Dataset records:
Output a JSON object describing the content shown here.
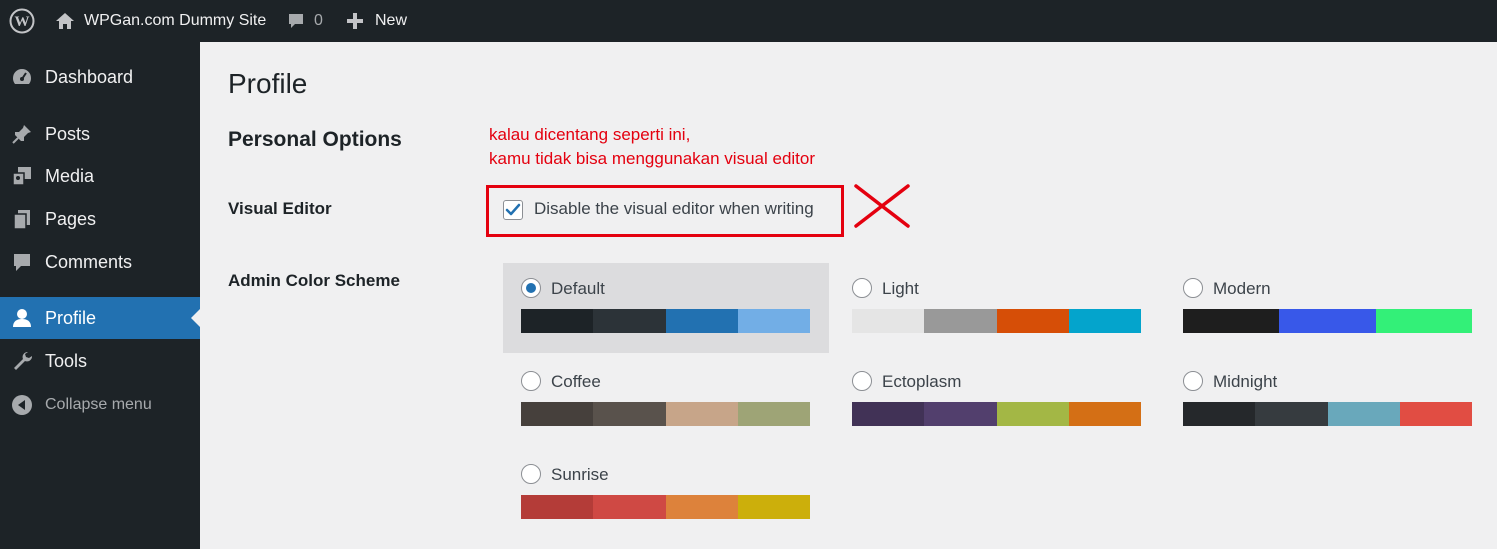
{
  "admin_bar": {
    "site_name": "WPGan.com Dummy Site",
    "comment_count": "0",
    "new_label": "New"
  },
  "sidebar": {
    "items": [
      {
        "label": "Dashboard",
        "icon": "dashboard-icon"
      },
      {
        "label": "Posts",
        "icon": "pin-icon"
      },
      {
        "label": "Media",
        "icon": "media-icon"
      },
      {
        "label": "Pages",
        "icon": "pages-icon"
      },
      {
        "label": "Comments",
        "icon": "comment-icon"
      },
      {
        "label": "Profile",
        "icon": "user-icon",
        "current": true
      },
      {
        "label": "Tools",
        "icon": "wrench-icon"
      },
      {
        "label": "Collapse menu",
        "icon": "collapse-arrow-icon"
      }
    ]
  },
  "page": {
    "title": "Profile",
    "section_title": "Personal Options",
    "visual_editor_label": "Visual Editor",
    "visual_editor_checkbox_label": "Disable the visual editor when writing",
    "visual_editor_checked": true,
    "admin_color_scheme_label": "Admin Color Scheme"
  },
  "annotation": {
    "line1": "kalau dicentang seperti ini,",
    "line2": "kamu tidak bisa menggunakan visual editor",
    "color": "#e4000f"
  },
  "color_schemes": [
    {
      "name": "Default",
      "selected": true,
      "colors": [
        "#1d2327",
        "#2c3338",
        "#2271b1",
        "#72aee6"
      ]
    },
    {
      "name": "Light",
      "selected": false,
      "colors": [
        "#e5e5e5",
        "#999999",
        "#d64e07",
        "#04a4cc"
      ]
    },
    {
      "name": "Modern",
      "selected": false,
      "colors": [
        "#1e1e1e",
        "#3858e9",
        "#33f078"
      ]
    },
    {
      "name": "Coffee",
      "selected": false,
      "colors": [
        "#46403c",
        "#59524c",
        "#c7a589",
        "#9ea476"
      ]
    },
    {
      "name": "Ectoplasm",
      "selected": false,
      "colors": [
        "#413256",
        "#523f6d",
        "#a3b745",
        "#d46f15"
      ]
    },
    {
      "name": "Midnight",
      "selected": false,
      "colors": [
        "#25282b",
        "#363b3f",
        "#69a8bb",
        "#e14d43"
      ]
    },
    {
      "name": "Sunrise",
      "selected": false,
      "colors": [
        "#b43c38",
        "#cf4944",
        "#dd823b",
        "#ccaf0b"
      ]
    }
  ]
}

Task objective – Return all of the entries exactly as written, but drop any pictures they hold.

Response to the exercise –
Output a JSON object describing the content shown here.
{
  "admin_bar": {
    "site_name": "WPGan.com Dummy Site",
    "comment_count": "0",
    "new_label": "New"
  },
  "sidebar": {
    "items": [
      {
        "label": "Dashboard",
        "icon": "dashboard-icon"
      },
      {
        "label": "Posts",
        "icon": "pin-icon"
      },
      {
        "label": "Media",
        "icon": "media-icon"
      },
      {
        "label": "Pages",
        "icon": "pages-icon"
      },
      {
        "label": "Comments",
        "icon": "comment-icon"
      },
      {
        "label": "Profile",
        "icon": "user-icon",
        "current": true
      },
      {
        "label": "Tools",
        "icon": "wrench-icon"
      },
      {
        "label": "Collapse menu",
        "icon": "collapse-arrow-icon"
      }
    ]
  },
  "page": {
    "title": "Profile",
    "section_title": "Personal Options",
    "visual_editor_label": "Visual Editor",
    "visual_editor_checkbox_label": "Disable the visual editor when writing",
    "visual_editor_checked": true,
    "admin_color_scheme_label": "Admin Color Scheme"
  },
  "annotation": {
    "line1": "kalau dicentang seperti ini,",
    "line2": "kamu tidak bisa menggunakan visual editor",
    "color": "#e4000f"
  },
  "color_schemes": [
    {
      "name": "Default",
      "selected": true,
      "colors": [
        "#1d2327",
        "#2c3338",
        "#2271b1",
        "#72aee6"
      ]
    },
    {
      "name": "Light",
      "selected": false,
      "colors": [
        "#e5e5e5",
        "#999999",
        "#d64e07",
        "#04a4cc"
      ]
    },
    {
      "name": "Modern",
      "selected": false,
      "colors": [
        "#1e1e1e",
        "#3858e9",
        "#33f078"
      ]
    },
    {
      "name": "Coffee",
      "selected": false,
      "colors": [
        "#46403c",
        "#59524c",
        "#c7a589",
        "#9ea476"
      ]
    },
    {
      "name": "Ectoplasm",
      "selected": false,
      "colors": [
        "#413256",
        "#523f6d",
        "#a3b745",
        "#d46f15"
      ]
    },
    {
      "name": "Midnight",
      "selected": false,
      "colors": [
        "#25282b",
        "#363b3f",
        "#69a8bb",
        "#e14d43"
      ]
    },
    {
      "name": "Sunrise",
      "selected": false,
      "colors": [
        "#b43c38",
        "#cf4944",
        "#dd823b",
        "#ccaf0b"
      ]
    }
  ]
}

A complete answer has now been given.